** Start of Provided records **
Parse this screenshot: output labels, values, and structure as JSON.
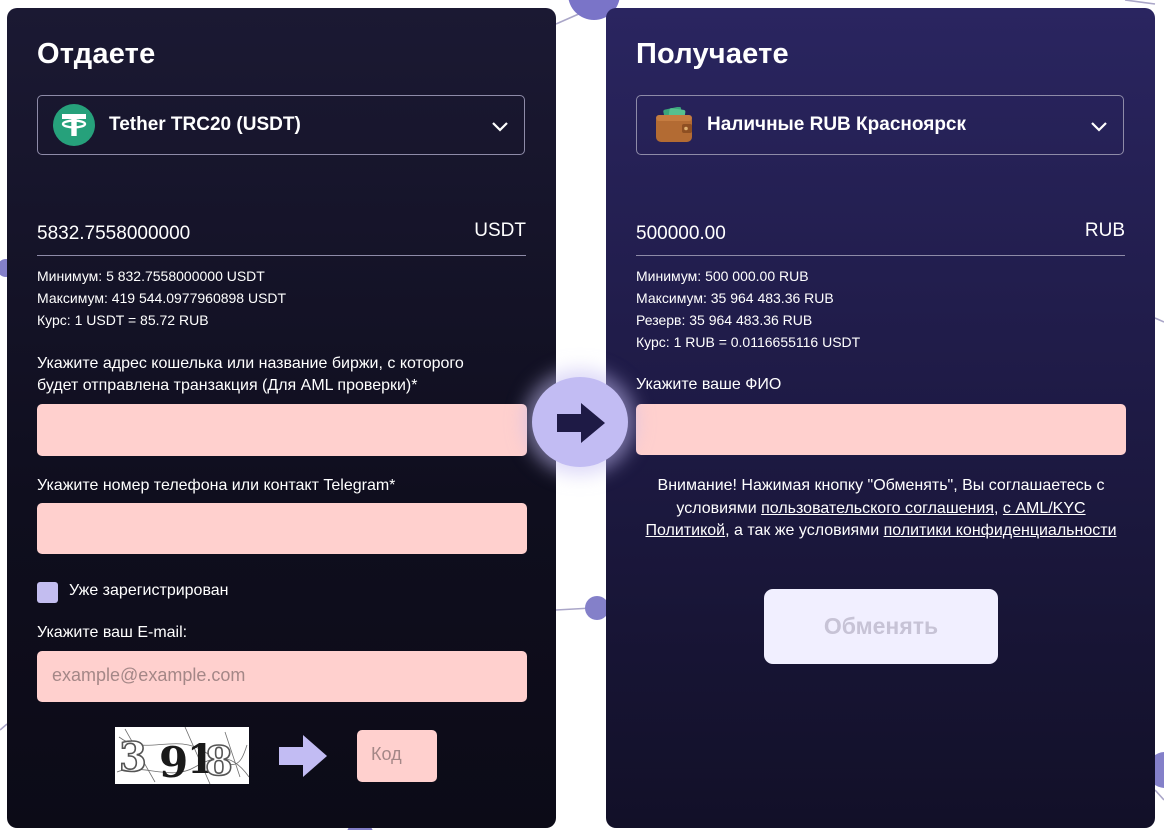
{
  "colors": {
    "input_bg": "#ffd0ce",
    "accent": "#c2bcf3",
    "tether_green": "#26a17b",
    "button_bg": "#f1efff",
    "button_text": "#c7c3d6"
  },
  "give": {
    "title": "Отдаете",
    "currency": {
      "name": "Tether TRC20 (USDT)",
      "icon": "tether-icon"
    },
    "amount": "5832.7558000000",
    "amount_currency": "USDT",
    "min": "Минимум: 5 832.7558000000 USDT",
    "max": "Максимум: 419 544.0977960898 USDT",
    "rate": "Курс: 1 USDT = 85.72 RUB",
    "wallet_label_line1": "Укажите адрес кошелька или название биржи, с которого",
    "wallet_label_line2": "будет отправлена транзакция (Для AML проверки)*",
    "wallet_value": "",
    "phone_label": "Укажите номер телефона или контакт Telegram*",
    "phone_value": "",
    "registered_label": "Уже зарегистрирован",
    "registered_checked": false,
    "email_label": "Укажите ваш E-mail:",
    "email_placeholder": "example@example.com",
    "captcha_text": "3918",
    "code_placeholder": "Код"
  },
  "get": {
    "title": "Получаете",
    "currency": {
      "name": "Наличные RUB Красноярск",
      "icon": "wallet-icon"
    },
    "amount": "500000.00",
    "amount_currency": "RUB",
    "min": "Минимум: 500 000.00 RUB",
    "max": "Максимум: 35 964 483.36 RUB",
    "reserve": "Резерв: 35 964 483.36 RUB",
    "rate": "Курс: 1 RUB = 0.0116655116 USDT",
    "fio_label": "Укажите ваше ФИО",
    "fio_value": "",
    "notice": {
      "part1": "Внимание! Нажимая кнопку \"Обменять\", Вы соглашаетесь с условиями ",
      "link1": "пользовательского соглашения",
      "part2": ", ",
      "link2": "с AML/KYC Политикой",
      "part3": ", а так же условиями ",
      "link3": "политики конфиденциальности"
    },
    "exchange_button": "Обменять"
  }
}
** End of Provided records **
| Exercise aim |
Write out the full listing verbatim, excluding its pictures.

| Solution below |
Parse this screenshot: output labels, values, and structure as JSON.
{
  "colors": {
    "input_bg": "#ffd0ce",
    "accent": "#c2bcf3",
    "tether_green": "#26a17b",
    "button_bg": "#f1efff",
    "button_text": "#c7c3d6"
  },
  "give": {
    "title": "Отдаете",
    "currency": {
      "name": "Tether TRC20 (USDT)",
      "icon": "tether-icon"
    },
    "amount": "5832.7558000000",
    "amount_currency": "USDT",
    "min": "Минимум: 5 832.7558000000 USDT",
    "max": "Максимум: 419 544.0977960898 USDT",
    "rate": "Курс: 1 USDT = 85.72 RUB",
    "wallet_label_line1": "Укажите адрес кошелька или название биржи, с которого",
    "wallet_label_line2": "будет отправлена транзакция (Для AML проверки)*",
    "wallet_value": "",
    "phone_label": "Укажите номер телефона или контакт Telegram*",
    "phone_value": "",
    "registered_label": "Уже зарегистрирован",
    "registered_checked": false,
    "email_label": "Укажите ваш E-mail:",
    "email_placeholder": "example@example.com",
    "captcha_text": "3918",
    "code_placeholder": "Код"
  },
  "get": {
    "title": "Получаете",
    "currency": {
      "name": "Наличные RUB Красноярск",
      "icon": "wallet-icon"
    },
    "amount": "500000.00",
    "amount_currency": "RUB",
    "min": "Минимум: 500 000.00 RUB",
    "max": "Максимум: 35 964 483.36 RUB",
    "reserve": "Резерв: 35 964 483.36 RUB",
    "rate": "Курс: 1 RUB = 0.0116655116 USDT",
    "fio_label": "Укажите ваше ФИО",
    "fio_value": "",
    "notice": {
      "part1": "Внимание! Нажимая кнопку \"Обменять\", Вы соглашаетесь с условиями ",
      "link1": "пользовательского соглашения",
      "part2": ", ",
      "link2": "с AML/KYC Политикой",
      "part3": ", а так же условиями ",
      "link3": "политики конфиденциальности"
    },
    "exchange_button": "Обменять"
  }
}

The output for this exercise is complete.